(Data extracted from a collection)
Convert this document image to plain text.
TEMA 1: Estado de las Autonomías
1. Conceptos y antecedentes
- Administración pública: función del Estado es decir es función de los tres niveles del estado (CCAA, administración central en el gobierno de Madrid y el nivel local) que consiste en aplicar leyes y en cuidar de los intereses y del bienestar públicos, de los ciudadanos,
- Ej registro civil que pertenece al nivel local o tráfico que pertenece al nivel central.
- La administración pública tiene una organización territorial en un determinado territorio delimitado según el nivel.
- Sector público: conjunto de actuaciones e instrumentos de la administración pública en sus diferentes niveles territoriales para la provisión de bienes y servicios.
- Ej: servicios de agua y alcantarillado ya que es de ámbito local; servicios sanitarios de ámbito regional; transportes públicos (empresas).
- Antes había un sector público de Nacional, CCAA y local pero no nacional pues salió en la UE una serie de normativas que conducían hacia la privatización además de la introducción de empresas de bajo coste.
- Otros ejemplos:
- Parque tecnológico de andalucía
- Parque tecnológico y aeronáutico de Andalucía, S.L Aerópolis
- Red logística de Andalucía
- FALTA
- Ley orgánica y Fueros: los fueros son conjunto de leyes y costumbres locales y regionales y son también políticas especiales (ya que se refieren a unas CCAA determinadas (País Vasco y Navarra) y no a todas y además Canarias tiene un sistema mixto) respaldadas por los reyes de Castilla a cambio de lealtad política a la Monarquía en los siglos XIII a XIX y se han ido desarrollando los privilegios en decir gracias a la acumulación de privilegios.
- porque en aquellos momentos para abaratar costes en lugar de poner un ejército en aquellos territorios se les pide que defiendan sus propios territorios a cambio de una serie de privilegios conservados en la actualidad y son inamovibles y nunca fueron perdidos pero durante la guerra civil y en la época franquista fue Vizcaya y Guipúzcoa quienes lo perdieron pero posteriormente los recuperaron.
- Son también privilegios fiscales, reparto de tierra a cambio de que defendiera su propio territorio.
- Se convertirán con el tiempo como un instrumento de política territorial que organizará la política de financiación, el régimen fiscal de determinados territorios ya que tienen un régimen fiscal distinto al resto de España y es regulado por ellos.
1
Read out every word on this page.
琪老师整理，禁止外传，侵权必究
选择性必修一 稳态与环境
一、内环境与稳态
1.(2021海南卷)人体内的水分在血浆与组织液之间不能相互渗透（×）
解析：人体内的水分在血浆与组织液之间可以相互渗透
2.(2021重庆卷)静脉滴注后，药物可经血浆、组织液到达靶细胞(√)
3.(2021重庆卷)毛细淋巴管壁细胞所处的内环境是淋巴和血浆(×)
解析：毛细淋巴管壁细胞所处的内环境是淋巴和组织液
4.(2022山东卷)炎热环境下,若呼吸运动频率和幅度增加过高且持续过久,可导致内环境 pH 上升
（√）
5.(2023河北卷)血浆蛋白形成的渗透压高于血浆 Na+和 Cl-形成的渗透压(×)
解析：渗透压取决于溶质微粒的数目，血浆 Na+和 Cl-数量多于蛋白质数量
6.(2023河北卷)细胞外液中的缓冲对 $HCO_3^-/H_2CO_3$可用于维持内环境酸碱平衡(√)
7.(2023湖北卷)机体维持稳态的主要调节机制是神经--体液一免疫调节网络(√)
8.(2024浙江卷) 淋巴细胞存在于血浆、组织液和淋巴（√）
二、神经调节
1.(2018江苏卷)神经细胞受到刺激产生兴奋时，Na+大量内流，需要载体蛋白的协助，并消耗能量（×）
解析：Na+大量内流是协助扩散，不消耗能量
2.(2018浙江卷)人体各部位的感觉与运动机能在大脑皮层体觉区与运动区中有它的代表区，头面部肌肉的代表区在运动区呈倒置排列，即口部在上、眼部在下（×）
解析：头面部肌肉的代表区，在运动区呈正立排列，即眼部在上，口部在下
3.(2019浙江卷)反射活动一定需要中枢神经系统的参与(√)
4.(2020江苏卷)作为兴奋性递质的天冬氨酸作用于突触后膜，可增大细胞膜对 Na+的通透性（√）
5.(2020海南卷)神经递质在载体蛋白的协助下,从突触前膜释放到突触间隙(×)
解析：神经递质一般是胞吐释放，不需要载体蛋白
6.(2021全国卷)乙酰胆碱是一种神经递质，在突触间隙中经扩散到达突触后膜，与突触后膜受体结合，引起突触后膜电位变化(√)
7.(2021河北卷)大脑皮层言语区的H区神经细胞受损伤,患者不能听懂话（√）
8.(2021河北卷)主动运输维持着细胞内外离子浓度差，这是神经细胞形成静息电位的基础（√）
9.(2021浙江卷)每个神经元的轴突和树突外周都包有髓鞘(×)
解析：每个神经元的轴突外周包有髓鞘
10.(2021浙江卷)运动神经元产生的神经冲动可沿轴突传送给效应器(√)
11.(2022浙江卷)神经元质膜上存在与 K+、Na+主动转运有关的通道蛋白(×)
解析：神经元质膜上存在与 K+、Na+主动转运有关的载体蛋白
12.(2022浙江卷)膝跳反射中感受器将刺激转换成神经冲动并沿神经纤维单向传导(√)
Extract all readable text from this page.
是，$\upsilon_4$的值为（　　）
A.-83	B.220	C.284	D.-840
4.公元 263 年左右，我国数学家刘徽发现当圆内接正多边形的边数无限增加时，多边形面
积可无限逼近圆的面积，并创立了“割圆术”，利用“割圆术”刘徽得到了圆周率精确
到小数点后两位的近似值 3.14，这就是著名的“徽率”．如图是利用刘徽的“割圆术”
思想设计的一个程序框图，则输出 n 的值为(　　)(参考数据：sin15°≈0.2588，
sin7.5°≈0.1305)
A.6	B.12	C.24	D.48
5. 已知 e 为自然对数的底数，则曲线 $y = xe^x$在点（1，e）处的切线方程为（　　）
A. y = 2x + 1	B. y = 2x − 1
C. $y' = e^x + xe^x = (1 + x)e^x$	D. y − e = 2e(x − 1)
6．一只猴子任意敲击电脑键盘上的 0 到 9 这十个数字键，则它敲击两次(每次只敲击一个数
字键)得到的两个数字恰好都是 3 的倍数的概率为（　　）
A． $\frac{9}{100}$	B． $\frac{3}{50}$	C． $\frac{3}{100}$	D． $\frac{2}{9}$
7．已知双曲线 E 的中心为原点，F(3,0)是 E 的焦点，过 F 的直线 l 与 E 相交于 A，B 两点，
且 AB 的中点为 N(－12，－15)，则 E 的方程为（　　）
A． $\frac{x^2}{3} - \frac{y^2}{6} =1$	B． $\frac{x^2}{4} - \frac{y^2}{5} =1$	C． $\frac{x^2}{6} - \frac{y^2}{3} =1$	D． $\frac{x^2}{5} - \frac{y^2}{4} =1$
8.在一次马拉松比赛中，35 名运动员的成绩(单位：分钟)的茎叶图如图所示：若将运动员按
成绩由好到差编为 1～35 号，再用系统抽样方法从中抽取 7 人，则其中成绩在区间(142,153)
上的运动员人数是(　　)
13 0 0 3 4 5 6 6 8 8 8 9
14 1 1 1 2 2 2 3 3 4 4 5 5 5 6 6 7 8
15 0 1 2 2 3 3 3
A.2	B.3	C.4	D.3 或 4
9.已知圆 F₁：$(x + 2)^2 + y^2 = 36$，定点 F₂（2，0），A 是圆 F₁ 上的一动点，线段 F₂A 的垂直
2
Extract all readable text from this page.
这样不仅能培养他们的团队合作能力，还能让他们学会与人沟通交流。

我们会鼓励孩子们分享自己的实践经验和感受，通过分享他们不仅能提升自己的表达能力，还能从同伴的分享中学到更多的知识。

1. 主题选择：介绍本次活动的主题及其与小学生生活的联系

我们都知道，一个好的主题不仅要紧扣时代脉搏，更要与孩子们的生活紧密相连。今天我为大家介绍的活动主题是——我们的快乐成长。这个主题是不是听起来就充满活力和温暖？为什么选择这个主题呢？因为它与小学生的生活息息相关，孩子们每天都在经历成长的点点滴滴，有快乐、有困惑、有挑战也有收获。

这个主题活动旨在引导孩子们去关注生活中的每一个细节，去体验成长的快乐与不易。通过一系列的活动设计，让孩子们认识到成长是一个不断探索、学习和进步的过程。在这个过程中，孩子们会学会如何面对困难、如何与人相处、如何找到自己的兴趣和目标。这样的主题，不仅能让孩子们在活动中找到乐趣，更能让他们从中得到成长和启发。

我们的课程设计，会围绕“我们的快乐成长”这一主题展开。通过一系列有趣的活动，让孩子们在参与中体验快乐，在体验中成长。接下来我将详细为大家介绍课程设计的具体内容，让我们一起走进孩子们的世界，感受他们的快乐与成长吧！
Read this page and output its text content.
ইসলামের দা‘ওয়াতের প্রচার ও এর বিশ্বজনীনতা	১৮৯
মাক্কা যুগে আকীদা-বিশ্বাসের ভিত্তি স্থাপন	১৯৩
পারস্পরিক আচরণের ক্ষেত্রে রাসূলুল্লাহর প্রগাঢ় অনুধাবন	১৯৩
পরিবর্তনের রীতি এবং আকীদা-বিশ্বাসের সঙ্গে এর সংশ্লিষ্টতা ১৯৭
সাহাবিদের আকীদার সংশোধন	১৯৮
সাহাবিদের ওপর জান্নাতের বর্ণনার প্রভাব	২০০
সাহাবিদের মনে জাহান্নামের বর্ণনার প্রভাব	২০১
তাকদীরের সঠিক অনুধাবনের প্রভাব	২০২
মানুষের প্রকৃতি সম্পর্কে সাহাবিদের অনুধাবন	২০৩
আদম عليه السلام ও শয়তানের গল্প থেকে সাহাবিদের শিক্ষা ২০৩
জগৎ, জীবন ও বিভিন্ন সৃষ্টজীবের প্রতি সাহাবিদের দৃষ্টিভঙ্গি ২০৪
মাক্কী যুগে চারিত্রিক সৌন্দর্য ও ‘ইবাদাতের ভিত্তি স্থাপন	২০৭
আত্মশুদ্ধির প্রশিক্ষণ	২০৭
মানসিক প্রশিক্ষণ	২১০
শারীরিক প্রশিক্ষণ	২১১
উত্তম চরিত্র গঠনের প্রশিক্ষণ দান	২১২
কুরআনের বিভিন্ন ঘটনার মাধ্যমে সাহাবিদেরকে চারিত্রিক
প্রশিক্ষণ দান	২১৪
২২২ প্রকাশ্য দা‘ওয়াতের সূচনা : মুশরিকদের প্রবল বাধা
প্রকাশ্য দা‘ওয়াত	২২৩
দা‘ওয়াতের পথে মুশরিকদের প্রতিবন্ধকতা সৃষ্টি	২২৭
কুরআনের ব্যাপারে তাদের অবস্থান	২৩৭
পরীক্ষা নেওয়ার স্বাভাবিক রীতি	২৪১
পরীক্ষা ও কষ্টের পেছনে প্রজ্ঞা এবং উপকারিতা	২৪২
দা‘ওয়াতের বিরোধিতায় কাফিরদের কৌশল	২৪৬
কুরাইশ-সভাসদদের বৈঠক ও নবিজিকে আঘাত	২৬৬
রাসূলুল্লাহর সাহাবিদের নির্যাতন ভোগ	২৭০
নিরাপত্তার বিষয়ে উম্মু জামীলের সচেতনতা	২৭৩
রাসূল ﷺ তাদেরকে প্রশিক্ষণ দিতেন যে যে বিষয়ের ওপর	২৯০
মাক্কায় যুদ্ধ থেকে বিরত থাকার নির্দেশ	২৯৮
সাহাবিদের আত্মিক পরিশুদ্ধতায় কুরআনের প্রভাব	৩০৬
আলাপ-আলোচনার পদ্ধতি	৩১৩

To be done ▸ Copy out all lines from the material above that contain the string "page".

Complete answer ▸
Read out every word on this page.
Extract all readable text from this page.
Extract all readable text from this page.
Read this page and output its text content.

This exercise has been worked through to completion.